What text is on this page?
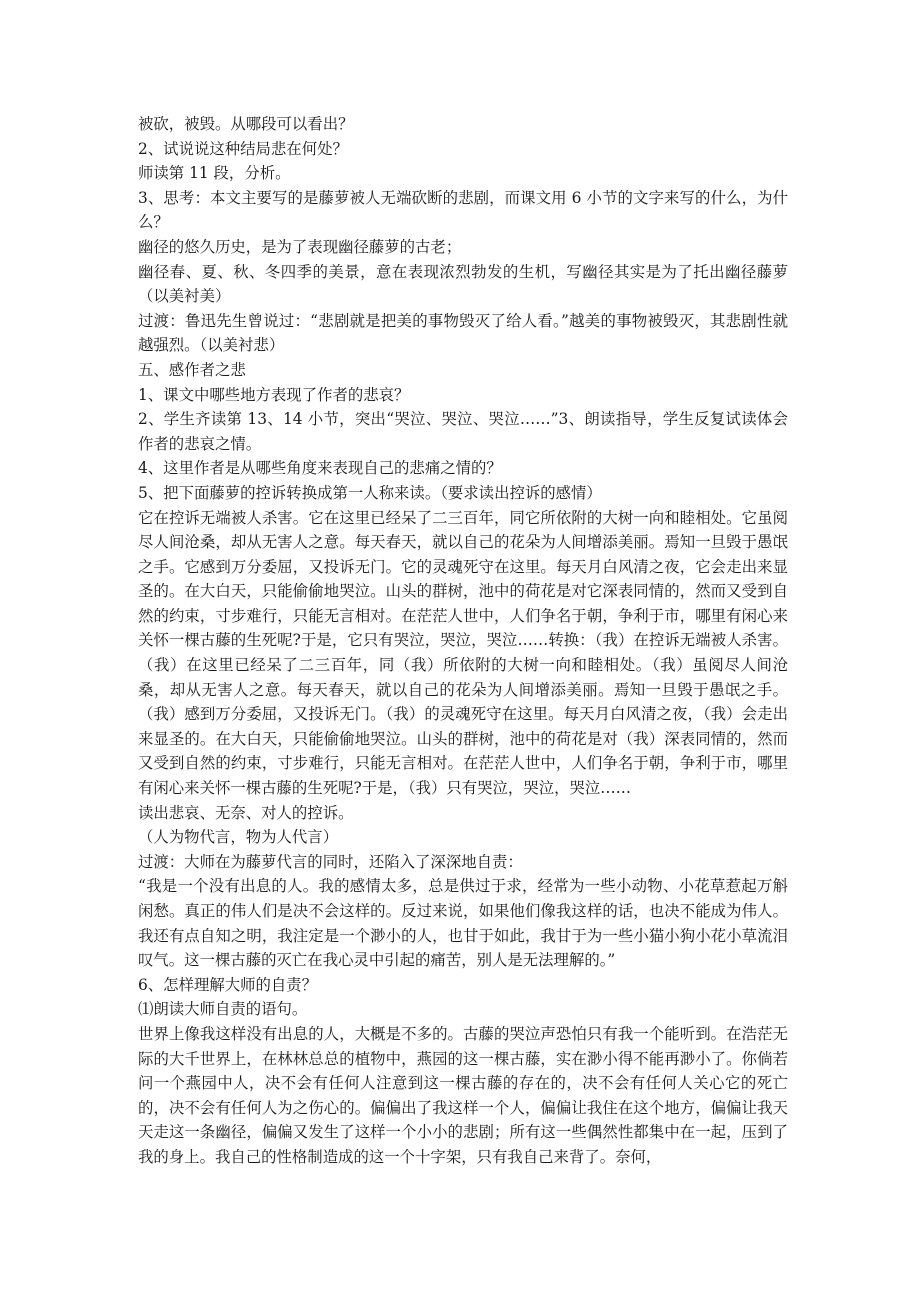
被砍，被毁。从哪段可以看出？

2、试说说这种结局悲在何处？

师读第 11 段，分析。

3、思考：本文主要写的是藤萝被人无端砍断的悲剧，而课文用 6 小节的文字来写的什么，为什么？

幽径的悠久历史，是为了表现幽径藤萝的古老；

幽径春、夏、秋、冬四季的美景，意在表现浓烈勃发的生机，写幽径其实是为了托出幽径藤萝（以美衬美）

过渡：鲁迅先生曾说过：“悲剧就是把美的事物毁灭了给人看。”越美的事物被毁灭，其悲剧性就越强烈。（以美衬悲）

五、感作者之悲

1、课文中哪些地方表现了作者的悲哀？

2、学生齐读第 13、14 小节，突出“哭泣、哭泣、哭泣……”3、朗读指导，学生反复试读体会作者的悲哀之情。

4、这里作者是从哪些角度来表现自己的悲痛之情的？

5、把下面藤萝的控诉转换成第一人称来读。（要求读出控诉的感情）

它在控诉无端被人杀害。它在这里已经呆了二三百年，同它所依附的大树一向和睦相处。它虽阅尽人间沧桑，却从无害人之意。每天春天，就以自己的花朵为人间增添美丽。焉知一旦毁于愚氓之手。它感到万分委屈，又投诉无门。它的灵魂死守在这里。每天月白风清之夜，它会走出来显圣的。在大白天，只能偷偷地哭泣。山头的群树，池中的荷花是对它深表同情的，然而又受到自然的约束，寸步难行，只能无言相对。在茫茫人世中，人们争名于朝，争利于市，哪里有闲心来关怀一棵古藤的生死呢?于是，它只有哭泣，哭泣，哭泣……转换：（我）在控诉无端被人杀害。（我）在这里已经呆了二三百年，同（我）所依附的大树一向和睦相处。（我）虽阅尽人间沧桑，却从无害人之意。每天春天，就以自己的花朵为人间增添美丽。焉知一旦毁于愚氓之手。（我）感到万分委屈，又投诉无门。（我）的灵魂死守在这里。每天月白风清之夜，（我）会走出来显圣的。在大白天，只能偷偷地哭泣。山头的群树，池中的荷花是对（我）深表同情的，然而又受到自然的约束，寸步难行，只能无言相对。在茫茫人世中，人们争名于朝，争利于市，哪里有闲心来关怀一棵古藤的生死呢?于是，（我）只有哭泣，哭泣，哭泣……

读出悲哀、无奈、对人的控诉。

（人为物代言，物为人代言）

过渡：大师在为藤萝代言的同时，还陷入了深深地自责：

“我是一个没有出息的人。我的感情太多，总是供过于求，经常为一些小动物、小花草惹起万斛闲愁。真正的伟人们是决不会这样的。反过来说，如果他们像我这样的话，也决不能成为伟人。我还有点自知之明，我注定是一个渺小的人，也甘于如此，我甘于为一些小猫小狗小花小草流泪叹气。这一棵古藤的灭亡在我心灵中引起的痛苦，别人是无法理解的。”

6、怎样理解大师的自责？

⑴朗读大师自责的语句。

世界上像我这样没有出息的人，大概是不多的。古藤的哭泣声恐怕只有我一个能听到。在浩茫无际的大千世界上，在林林总总的植物中，燕园的这一棵古藤，实在渺小得不能再渺小了。你倘若问一个燕园中人，决不会有任何人注意到这一棵古藤的存在的，决不会有任何人关心它的死亡的，决不会有任何人为之伤心的。偏偏出了我这样一个人，偏偏让我住在这个地方，偏偏让我天天走这一条幽径，偏偏又发生了这样一个小小的悲剧；所有这一些偶然性都集中在一起，压到了我的身上。我自己的性格制造成的这一个十字架，只有我自己来背了。奈何，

--- --- ---

**TASK DESCRIPTION**
Go through the entries above and print each one exactly, minus the pictures.

**EXERCISE SOLUTION**
What text is on this page?
被砍，被毁。从哪段可以看出？

2、试说说这种结局悲在何处？

师读第 11 段，分析。

3、思考：本文主要写的是藤萝被人无端砍断的悲剧，而课文用 6 小节的文字来写的什么，为什么？

幽径的悠久历史，是为了表现幽径藤萝的古老；

幽径春、夏、秋、冬四季的美景，意在表现浓烈勃发的生机，写幽径其实是为了托出幽径藤萝（以美衬美）

过渡：鲁迅先生曾说过：“悲剧就是把美的事物毁灭了给人看。”越美的事物被毁灭，其悲剧性就越强烈。（以美衬悲）

五、感作者之悲

1、课文中哪些地方表现了作者的悲哀？

2、学生齐读第 13、14 小节，突出“哭泣、哭泣、哭泣……”3、朗读指导，学生反复试读体会作者的悲哀之情。

4、这里作者是从哪些角度来表现自己的悲痛之情的？

5、把下面藤萝的控诉转换成第一人称来读。（要求读出控诉的感情）

它在控诉无端被人杀害。它在这里已经呆了二三百年，同它所依附的大树一向和睦相处。它虽阅尽人间沧桑，却从无害人之意。每天春天，就以自己的花朵为人间增添美丽。焉知一旦毁于愚氓之手。它感到万分委屈，又投诉无门。它的灵魂死守在这里。每天月白风清之夜，它会走出来显圣的。在大白天，只能偷偷地哭泣。山头的群树，池中的荷花是对它深表同情的，然而又受到自然的约束，寸步难行，只能无言相对。在茫茫人世中，人们争名于朝，争利于市，哪里有闲心来关怀一棵古藤的生死呢?于是，它只有哭泣，哭泣，哭泣……转换：（我）在控诉无端被人杀害。（我）在这里已经呆了二三百年，同（我）所依附的大树一向和睦相处。（我）虽阅尽人间沧桑，却从无害人之意。每天春天，就以自己的花朵为人间增添美丽。焉知一旦毁于愚氓之手。（我）感到万分委屈，又投诉无门。（我）的灵魂死守在这里。每天月白风清之夜，（我）会走出来显圣的。在大白天，只能偷偷地哭泣。山头的群树，池中的荷花是对（我）深表同情的，然而又受到自然的约束，寸步难行，只能无言相对。在茫茫人世中，人们争名于朝，争利于市，哪里有闲心来关怀一棵古藤的生死呢?于是，（我）只有哭泣，哭泣，哭泣……

读出悲哀、无奈、对人的控诉。

（人为物代言，物为人代言）

过渡：大师在为藤萝代言的同时，还陷入了深深地自责：

“我是一个没有出息的人。我的感情太多，总是供过于求，经常为一些小动物、小花草惹起万斛闲愁。真正的伟人们是决不会这样的。反过来说，如果他们像我这样的话，也决不能成为伟人。我还有点自知之明，我注定是一个渺小的人，也甘于如此，我甘于为一些小猫小狗小花小草流泪叹气。这一棵古藤的灭亡在我心灵中引起的痛苦，别人是无法理解的。”

6、怎样理解大师的自责？

⑴朗读大师自责的语句。

世界上像我这样没有出息的人，大概是不多的。古藤的哭泣声恐怕只有我一个能听到。在浩茫无际的大千世界上，在林林总总的植物中，燕园的这一棵古藤，实在渺小得不能再渺小了。你倘若问一个燕园中人，决不会有任何人注意到这一棵古藤的存在的，决不会有任何人关心它的死亡的，决不会有任何人为之伤心的。偏偏出了我这样一个人，偏偏让我住在这个地方，偏偏让我天天走这一条幽径，偏偏又发生了这样一个小小的悲剧；所有这一些偶然性都集中在一起，压到了我的身上。我自己的性格制造成的这一个十字架，只有我自己来背了。奈何，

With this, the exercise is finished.